→ **STATED EXERCISE**
Count how many lines hold the string "name". Answer with that number and nothing more.

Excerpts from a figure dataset
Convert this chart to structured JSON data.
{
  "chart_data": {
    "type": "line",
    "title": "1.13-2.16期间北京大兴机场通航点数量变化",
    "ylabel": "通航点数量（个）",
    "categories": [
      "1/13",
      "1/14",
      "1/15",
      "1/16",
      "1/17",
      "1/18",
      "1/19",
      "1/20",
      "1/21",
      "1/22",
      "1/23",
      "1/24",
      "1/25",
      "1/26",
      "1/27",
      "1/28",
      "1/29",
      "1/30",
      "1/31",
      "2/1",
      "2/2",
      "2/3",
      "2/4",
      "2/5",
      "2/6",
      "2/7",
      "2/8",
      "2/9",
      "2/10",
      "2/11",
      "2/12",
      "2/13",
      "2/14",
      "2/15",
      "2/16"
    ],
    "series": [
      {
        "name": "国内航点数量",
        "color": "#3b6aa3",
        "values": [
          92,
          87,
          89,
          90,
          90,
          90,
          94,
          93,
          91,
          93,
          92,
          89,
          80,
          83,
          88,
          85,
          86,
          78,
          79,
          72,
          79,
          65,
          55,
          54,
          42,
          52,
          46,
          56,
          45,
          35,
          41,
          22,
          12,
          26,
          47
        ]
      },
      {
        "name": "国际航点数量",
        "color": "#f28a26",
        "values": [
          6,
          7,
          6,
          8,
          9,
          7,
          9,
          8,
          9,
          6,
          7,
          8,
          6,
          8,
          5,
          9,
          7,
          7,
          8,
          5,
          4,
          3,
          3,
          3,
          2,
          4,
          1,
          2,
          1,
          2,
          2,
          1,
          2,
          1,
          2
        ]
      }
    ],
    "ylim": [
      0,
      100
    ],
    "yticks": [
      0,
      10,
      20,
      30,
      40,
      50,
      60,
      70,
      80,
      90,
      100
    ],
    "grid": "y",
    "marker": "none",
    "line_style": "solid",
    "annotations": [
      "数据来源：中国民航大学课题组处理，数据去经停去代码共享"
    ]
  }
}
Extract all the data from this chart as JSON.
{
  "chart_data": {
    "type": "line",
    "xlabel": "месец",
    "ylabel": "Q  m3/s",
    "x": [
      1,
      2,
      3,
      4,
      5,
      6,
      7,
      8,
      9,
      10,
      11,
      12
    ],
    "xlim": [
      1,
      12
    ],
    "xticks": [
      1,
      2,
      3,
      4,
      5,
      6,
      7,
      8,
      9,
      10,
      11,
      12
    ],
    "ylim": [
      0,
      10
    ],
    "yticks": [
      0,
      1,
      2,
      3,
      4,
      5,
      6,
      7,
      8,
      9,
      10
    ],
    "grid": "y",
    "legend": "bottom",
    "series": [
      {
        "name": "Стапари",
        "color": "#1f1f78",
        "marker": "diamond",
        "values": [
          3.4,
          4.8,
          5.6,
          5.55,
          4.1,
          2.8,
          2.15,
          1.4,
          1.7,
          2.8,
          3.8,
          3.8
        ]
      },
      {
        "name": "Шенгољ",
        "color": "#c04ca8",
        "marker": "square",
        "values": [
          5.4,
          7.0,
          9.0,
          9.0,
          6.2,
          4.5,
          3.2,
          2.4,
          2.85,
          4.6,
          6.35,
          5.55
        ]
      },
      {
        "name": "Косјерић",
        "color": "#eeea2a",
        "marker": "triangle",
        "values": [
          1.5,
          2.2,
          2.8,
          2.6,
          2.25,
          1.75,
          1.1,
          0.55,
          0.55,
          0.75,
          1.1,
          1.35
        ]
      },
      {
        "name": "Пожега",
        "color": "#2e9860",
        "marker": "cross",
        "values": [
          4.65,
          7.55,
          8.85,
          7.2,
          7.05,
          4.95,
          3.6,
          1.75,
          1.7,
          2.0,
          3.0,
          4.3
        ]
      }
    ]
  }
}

→ **RESULT BELOW**
6